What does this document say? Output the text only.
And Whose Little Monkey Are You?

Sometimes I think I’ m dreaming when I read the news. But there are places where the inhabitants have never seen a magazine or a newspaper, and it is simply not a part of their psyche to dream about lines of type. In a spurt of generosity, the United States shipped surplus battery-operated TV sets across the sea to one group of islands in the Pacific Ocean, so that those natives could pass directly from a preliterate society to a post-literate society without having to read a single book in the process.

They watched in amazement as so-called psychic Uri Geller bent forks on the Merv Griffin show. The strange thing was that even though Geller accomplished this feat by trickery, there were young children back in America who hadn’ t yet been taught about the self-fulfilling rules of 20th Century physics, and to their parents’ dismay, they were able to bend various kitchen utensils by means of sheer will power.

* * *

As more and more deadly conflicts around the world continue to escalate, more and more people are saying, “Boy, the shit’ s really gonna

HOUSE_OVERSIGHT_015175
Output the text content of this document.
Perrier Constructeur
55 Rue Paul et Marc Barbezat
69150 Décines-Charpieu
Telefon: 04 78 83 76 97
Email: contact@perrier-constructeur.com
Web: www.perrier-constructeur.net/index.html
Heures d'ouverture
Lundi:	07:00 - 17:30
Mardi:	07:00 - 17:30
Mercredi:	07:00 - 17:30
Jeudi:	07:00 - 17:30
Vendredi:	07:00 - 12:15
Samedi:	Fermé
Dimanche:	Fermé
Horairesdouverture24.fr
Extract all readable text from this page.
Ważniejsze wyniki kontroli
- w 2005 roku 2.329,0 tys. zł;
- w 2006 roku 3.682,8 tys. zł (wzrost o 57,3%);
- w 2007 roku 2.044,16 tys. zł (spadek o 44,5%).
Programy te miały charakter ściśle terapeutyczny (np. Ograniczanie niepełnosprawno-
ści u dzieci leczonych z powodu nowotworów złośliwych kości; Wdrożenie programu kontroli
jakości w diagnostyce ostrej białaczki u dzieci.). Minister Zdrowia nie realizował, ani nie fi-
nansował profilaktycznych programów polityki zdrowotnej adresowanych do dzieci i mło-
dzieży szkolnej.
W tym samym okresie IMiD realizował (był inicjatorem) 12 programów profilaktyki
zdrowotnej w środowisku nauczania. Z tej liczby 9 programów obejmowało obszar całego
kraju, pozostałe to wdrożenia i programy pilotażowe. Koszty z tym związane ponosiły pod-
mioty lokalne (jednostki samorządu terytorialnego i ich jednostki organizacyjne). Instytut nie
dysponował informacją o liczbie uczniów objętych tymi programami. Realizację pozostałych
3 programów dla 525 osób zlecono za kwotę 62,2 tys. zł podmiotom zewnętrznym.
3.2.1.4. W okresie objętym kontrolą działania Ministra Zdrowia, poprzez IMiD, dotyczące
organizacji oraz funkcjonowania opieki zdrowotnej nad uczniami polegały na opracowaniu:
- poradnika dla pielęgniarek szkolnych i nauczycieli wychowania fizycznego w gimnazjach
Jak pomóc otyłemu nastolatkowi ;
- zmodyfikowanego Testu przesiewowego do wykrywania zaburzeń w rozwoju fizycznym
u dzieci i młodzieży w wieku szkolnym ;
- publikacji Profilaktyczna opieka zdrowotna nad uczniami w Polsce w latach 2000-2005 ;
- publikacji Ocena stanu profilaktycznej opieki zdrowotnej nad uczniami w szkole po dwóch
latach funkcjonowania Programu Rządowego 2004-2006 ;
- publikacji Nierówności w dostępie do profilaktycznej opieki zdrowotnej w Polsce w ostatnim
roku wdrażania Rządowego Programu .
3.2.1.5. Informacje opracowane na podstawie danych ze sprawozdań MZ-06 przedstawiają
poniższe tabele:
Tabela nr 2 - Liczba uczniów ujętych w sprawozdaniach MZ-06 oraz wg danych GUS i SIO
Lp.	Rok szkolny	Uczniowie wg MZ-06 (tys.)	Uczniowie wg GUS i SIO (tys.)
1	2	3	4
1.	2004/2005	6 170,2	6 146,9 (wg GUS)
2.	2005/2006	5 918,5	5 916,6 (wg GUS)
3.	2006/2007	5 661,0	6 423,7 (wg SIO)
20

* * * * * * * * *

In the records, locate each line holding the string "publikacji" and copy it.

**WRITTEN ANSWER:**
- publikacji Profilaktyczna opieka zdrowotna nad uczniami w Polsce w latach 2000-2005 ;
- publikacji Ocena stanu profilaktycznej opieki zdrowotnej nad uczniami w szkole po dwóch
- publikacji Nierówności w dostępie do profilaktycznej opieki zdrowotnej w Polsce w ostatnim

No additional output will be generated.